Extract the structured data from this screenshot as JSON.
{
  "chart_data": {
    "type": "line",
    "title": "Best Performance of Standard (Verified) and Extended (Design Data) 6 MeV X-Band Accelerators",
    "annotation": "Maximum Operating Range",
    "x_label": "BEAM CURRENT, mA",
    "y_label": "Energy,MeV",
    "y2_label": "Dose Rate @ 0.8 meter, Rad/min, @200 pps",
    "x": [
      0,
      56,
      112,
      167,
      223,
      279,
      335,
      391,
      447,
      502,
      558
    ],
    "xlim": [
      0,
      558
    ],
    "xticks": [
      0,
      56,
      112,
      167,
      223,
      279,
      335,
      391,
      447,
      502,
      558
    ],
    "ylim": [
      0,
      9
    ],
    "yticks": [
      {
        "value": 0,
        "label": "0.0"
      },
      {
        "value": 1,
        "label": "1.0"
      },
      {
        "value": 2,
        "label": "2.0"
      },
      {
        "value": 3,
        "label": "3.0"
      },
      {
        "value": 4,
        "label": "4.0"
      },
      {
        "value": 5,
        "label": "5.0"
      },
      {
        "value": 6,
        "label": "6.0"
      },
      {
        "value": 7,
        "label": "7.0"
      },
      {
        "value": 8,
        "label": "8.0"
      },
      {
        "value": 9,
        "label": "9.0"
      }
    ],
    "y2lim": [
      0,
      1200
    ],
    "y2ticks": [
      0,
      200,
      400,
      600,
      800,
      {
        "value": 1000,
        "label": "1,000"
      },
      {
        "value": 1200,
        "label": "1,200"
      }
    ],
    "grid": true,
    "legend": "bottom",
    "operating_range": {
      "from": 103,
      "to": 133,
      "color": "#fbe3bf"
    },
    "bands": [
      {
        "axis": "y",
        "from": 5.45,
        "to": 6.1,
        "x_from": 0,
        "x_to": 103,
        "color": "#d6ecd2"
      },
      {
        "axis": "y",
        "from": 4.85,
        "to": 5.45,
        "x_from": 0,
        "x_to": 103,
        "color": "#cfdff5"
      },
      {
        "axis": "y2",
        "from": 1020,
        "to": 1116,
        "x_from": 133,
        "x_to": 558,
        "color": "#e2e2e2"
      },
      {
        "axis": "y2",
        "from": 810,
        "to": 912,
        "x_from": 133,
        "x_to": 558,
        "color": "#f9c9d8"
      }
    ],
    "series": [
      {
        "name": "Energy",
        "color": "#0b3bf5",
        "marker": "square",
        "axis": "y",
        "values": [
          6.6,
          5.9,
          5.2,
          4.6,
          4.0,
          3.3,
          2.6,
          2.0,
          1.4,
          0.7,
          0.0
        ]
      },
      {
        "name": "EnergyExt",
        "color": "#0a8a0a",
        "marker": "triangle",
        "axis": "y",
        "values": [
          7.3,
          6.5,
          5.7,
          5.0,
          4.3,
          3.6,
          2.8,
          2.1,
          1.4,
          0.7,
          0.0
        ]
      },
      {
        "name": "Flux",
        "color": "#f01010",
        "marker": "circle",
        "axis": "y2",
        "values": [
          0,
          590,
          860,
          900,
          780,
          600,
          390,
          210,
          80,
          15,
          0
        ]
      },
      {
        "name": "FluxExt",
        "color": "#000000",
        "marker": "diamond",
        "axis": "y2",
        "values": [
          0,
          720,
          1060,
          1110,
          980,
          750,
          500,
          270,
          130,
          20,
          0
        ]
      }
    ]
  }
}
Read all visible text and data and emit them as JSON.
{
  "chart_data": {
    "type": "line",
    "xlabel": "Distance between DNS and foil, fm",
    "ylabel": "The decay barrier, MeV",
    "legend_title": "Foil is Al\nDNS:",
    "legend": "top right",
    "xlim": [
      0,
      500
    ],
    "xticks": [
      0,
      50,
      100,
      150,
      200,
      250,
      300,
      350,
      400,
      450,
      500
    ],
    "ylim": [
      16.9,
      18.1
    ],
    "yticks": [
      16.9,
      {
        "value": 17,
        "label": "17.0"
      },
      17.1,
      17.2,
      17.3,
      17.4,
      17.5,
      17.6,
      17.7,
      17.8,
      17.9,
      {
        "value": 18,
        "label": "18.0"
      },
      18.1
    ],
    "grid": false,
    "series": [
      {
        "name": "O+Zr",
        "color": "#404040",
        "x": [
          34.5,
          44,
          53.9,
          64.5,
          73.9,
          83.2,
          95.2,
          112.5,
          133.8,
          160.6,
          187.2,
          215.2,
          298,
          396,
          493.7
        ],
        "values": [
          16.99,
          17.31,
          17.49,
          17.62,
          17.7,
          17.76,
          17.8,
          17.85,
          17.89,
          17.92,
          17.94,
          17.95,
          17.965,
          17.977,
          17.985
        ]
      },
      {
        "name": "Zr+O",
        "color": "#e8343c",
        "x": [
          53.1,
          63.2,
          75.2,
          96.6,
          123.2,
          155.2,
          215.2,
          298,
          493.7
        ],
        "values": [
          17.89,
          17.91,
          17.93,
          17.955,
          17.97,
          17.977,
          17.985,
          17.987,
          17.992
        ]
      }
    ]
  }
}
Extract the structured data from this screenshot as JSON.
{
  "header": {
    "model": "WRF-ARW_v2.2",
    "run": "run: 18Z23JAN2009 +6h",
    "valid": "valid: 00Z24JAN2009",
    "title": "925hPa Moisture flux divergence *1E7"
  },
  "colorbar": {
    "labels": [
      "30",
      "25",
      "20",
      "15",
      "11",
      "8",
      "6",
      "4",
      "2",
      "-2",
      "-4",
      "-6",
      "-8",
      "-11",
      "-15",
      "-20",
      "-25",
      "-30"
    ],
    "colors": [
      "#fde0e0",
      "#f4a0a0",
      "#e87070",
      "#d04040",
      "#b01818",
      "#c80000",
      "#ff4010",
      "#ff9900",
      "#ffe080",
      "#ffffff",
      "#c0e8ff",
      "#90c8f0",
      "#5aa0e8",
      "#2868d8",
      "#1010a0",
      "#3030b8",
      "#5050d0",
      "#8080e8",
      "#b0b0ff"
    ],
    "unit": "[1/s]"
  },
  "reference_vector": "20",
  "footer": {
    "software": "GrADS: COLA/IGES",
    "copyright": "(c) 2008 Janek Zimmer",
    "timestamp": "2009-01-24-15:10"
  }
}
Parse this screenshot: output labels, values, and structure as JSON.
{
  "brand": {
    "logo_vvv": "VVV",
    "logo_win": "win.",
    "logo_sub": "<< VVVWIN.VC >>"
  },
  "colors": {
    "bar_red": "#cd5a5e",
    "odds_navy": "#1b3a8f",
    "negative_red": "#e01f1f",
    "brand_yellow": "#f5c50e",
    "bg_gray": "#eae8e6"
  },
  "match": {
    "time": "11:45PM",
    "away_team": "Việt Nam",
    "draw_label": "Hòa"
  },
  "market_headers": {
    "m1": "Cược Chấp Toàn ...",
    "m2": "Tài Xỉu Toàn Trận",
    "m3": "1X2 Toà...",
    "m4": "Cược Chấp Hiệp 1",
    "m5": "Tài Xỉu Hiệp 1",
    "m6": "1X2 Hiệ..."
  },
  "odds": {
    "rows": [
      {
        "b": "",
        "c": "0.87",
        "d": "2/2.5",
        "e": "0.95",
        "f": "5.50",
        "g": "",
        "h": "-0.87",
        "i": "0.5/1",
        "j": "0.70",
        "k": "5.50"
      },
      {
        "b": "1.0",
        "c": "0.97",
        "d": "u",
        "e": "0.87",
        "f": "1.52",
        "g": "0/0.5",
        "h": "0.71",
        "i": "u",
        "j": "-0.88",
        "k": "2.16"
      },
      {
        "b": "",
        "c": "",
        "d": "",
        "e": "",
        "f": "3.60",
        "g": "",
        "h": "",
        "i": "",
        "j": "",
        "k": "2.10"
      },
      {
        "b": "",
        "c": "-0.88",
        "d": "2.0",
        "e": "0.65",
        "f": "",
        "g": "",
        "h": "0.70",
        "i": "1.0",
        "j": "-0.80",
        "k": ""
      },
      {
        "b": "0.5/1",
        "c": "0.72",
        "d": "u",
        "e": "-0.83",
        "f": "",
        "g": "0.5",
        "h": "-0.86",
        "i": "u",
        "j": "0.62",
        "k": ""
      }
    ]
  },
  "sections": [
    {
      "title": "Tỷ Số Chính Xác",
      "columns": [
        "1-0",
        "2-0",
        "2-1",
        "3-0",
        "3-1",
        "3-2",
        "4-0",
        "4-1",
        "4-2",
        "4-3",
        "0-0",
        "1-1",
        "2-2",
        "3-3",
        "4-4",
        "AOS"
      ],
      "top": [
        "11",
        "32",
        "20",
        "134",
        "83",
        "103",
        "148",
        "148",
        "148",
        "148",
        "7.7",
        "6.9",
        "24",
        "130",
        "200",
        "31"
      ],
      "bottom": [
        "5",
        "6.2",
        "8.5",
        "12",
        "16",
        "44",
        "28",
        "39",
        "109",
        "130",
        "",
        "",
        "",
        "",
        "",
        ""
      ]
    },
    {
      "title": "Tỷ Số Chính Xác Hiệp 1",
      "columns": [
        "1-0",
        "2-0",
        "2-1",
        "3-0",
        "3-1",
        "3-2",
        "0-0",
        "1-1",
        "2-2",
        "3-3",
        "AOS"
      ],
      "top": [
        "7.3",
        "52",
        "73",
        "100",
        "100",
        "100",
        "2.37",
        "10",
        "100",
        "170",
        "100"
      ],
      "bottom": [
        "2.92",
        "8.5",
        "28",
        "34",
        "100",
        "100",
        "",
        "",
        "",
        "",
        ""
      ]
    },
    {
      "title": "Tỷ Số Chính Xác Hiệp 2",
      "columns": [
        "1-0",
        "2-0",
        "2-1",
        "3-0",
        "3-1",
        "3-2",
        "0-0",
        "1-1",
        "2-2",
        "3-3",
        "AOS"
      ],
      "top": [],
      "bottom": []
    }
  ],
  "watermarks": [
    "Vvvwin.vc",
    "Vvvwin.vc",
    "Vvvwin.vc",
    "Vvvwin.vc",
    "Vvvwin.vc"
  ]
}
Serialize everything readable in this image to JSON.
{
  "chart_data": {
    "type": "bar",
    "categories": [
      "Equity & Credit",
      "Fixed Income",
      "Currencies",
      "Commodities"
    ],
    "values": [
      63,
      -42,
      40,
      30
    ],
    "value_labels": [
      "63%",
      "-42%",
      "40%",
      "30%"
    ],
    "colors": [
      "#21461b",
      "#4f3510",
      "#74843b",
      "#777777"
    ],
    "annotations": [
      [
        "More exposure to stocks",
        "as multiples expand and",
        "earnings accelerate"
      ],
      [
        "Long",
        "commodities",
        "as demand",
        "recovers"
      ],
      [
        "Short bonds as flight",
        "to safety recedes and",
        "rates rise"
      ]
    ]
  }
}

**Requirement:**
Copy out the lines in which the string "Chính" appears.

**Exercise result:**
      "title": "Tỷ Số Chính Xác",
      "title": "Tỷ Số Chính Xác Hiệp 1",
      "title": "Tỷ Số Chính Xác Hiệp 2",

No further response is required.